= Source data =
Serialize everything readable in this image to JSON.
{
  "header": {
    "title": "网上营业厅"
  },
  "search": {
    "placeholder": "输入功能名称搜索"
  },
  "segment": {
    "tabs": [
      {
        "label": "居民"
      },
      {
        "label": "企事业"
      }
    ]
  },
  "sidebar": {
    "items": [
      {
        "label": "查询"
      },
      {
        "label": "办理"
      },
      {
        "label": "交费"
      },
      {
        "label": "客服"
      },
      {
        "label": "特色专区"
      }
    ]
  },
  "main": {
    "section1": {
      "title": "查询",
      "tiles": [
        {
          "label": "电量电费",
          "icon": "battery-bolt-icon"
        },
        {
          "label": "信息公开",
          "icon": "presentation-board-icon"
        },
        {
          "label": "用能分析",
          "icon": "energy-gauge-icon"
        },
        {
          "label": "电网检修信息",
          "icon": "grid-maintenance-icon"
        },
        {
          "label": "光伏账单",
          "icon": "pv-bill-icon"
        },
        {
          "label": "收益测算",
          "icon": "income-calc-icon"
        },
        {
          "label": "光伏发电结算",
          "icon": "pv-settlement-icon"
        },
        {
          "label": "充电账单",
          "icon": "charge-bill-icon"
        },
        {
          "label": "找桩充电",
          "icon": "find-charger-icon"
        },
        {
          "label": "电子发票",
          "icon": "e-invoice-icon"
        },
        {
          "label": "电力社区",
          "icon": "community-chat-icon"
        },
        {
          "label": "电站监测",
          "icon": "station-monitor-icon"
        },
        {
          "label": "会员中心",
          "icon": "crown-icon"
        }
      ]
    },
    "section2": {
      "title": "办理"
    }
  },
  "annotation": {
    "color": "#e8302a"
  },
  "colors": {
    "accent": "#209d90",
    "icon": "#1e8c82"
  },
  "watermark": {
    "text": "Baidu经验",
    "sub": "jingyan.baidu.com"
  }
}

= Stated exercise =
Transcribe every entry exactly.

= Result =
Serialize everything readable in this image to JSON.
{
  "header": {
    "title": "网上营业厅"
  },
  "search": {
    "placeholder": "输入功能名称搜索"
  },
  "segment": {
    "tabs": [
      {
        "label": "居民"
      },
      {
        "label": "企事业"
      }
    ]
  },
  "sidebar": {
    "items": [
      {
        "label": "查询"
      },
      {
        "label": "办理"
      },
      {
        "label": "交费"
      },
      {
        "label": "客服"
      },
      {
        "label": "特色专区"
      }
    ]
  },
  "main": {
    "section1": {
      "title": "查询",
      "tiles": [
        {
          "label": "电量电费",
          "icon": "battery-bolt-icon"
        },
        {
          "label": "信息公开",
          "icon": "presentation-board-icon"
        },
        {
          "label": "用能分析",
          "icon": "energy-gauge-icon"
        },
        {
          "label": "电网检修信息",
          "icon": "grid-maintenance-icon"
        },
        {
          "label": "光伏账单",
          "icon": "pv-bill-icon"
        },
        {
          "label": "收益测算",
          "icon": "income-calc-icon"
        },
        {
          "label": "光伏发电结算",
          "icon": "pv-settlement-icon"
        },
        {
          "label": "充电账单",
          "icon": "charge-bill-icon"
        },
        {
          "label": "找桩充电",
          "icon": "find-charger-icon"
        },
        {
          "label": "电子发票",
          "icon": "e-invoice-icon"
        },
        {
          "label": "电力社区",
          "icon": "community-chat-icon"
        },
        {
          "label": "电站监测",
          "icon": "station-monitor-icon"
        },
        {
          "label": "会员中心",
          "icon": "crown-icon"
        }
      ]
    },
    "section2": {
      "title": "办理"
    }
  },
  "annotation": {
    "color": "#e8302a"
  },
  "colors": {
    "accent": "#209d90",
    "icon": "#1e8c82"
  },
  "watermark": {
    "text": "Baidu经验",
    "sub": "jingyan.baidu.com"
  }
}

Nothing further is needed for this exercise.